What the exercise asks => Tell how many lines include the string "JSON". Answer with a single number.

Working data =>
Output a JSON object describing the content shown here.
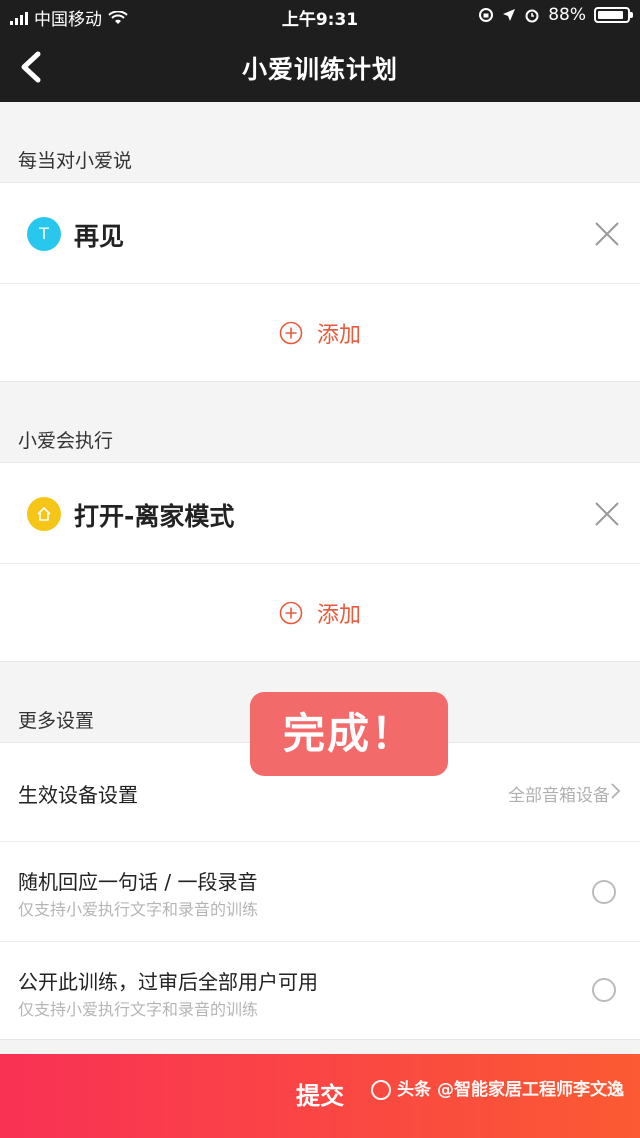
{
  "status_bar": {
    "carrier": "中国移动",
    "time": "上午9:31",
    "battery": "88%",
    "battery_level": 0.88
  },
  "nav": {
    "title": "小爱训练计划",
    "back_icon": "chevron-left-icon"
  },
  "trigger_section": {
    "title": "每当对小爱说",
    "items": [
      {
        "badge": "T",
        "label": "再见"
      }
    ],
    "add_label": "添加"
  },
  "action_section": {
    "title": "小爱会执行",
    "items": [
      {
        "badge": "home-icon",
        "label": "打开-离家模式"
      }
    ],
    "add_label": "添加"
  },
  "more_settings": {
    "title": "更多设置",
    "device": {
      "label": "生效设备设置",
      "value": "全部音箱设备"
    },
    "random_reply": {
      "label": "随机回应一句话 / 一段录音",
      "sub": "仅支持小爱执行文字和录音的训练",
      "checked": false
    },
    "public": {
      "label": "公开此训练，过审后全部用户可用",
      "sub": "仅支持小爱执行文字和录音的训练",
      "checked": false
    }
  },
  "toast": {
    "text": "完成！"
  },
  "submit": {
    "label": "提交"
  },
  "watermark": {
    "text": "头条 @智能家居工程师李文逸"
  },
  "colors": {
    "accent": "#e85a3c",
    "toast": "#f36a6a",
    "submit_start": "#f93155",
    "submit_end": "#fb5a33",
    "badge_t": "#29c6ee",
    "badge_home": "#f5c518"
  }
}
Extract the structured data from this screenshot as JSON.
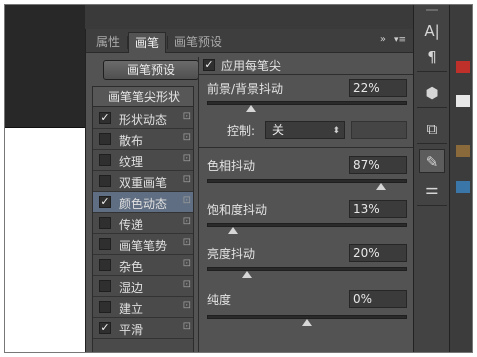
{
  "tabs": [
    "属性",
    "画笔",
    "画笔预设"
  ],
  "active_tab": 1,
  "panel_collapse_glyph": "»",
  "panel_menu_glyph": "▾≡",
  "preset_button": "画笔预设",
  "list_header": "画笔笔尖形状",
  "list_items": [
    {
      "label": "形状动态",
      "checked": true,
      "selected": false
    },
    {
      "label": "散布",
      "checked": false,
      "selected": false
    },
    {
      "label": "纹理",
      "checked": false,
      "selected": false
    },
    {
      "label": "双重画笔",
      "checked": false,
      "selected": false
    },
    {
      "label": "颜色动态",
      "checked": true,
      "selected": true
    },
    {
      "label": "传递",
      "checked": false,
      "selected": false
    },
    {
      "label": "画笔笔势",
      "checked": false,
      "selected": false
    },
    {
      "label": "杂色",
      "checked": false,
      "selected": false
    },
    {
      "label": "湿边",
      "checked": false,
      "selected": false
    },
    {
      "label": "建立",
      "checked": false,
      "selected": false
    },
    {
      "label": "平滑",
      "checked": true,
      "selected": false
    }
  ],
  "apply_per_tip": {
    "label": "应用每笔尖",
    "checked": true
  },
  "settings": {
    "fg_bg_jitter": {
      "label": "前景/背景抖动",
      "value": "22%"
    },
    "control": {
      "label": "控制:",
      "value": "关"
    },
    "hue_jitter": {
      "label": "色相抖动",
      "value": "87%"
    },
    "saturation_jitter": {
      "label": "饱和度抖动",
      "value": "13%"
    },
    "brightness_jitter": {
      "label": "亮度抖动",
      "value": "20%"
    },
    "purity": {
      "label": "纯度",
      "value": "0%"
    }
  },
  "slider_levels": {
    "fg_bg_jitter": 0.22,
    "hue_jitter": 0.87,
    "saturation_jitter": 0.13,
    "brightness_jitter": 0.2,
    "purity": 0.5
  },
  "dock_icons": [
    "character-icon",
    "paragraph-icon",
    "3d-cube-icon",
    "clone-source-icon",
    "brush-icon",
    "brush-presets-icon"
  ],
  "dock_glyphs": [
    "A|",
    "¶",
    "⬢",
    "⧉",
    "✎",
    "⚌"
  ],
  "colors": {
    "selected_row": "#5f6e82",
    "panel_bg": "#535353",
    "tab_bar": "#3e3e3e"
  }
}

Answer for this exercise => 2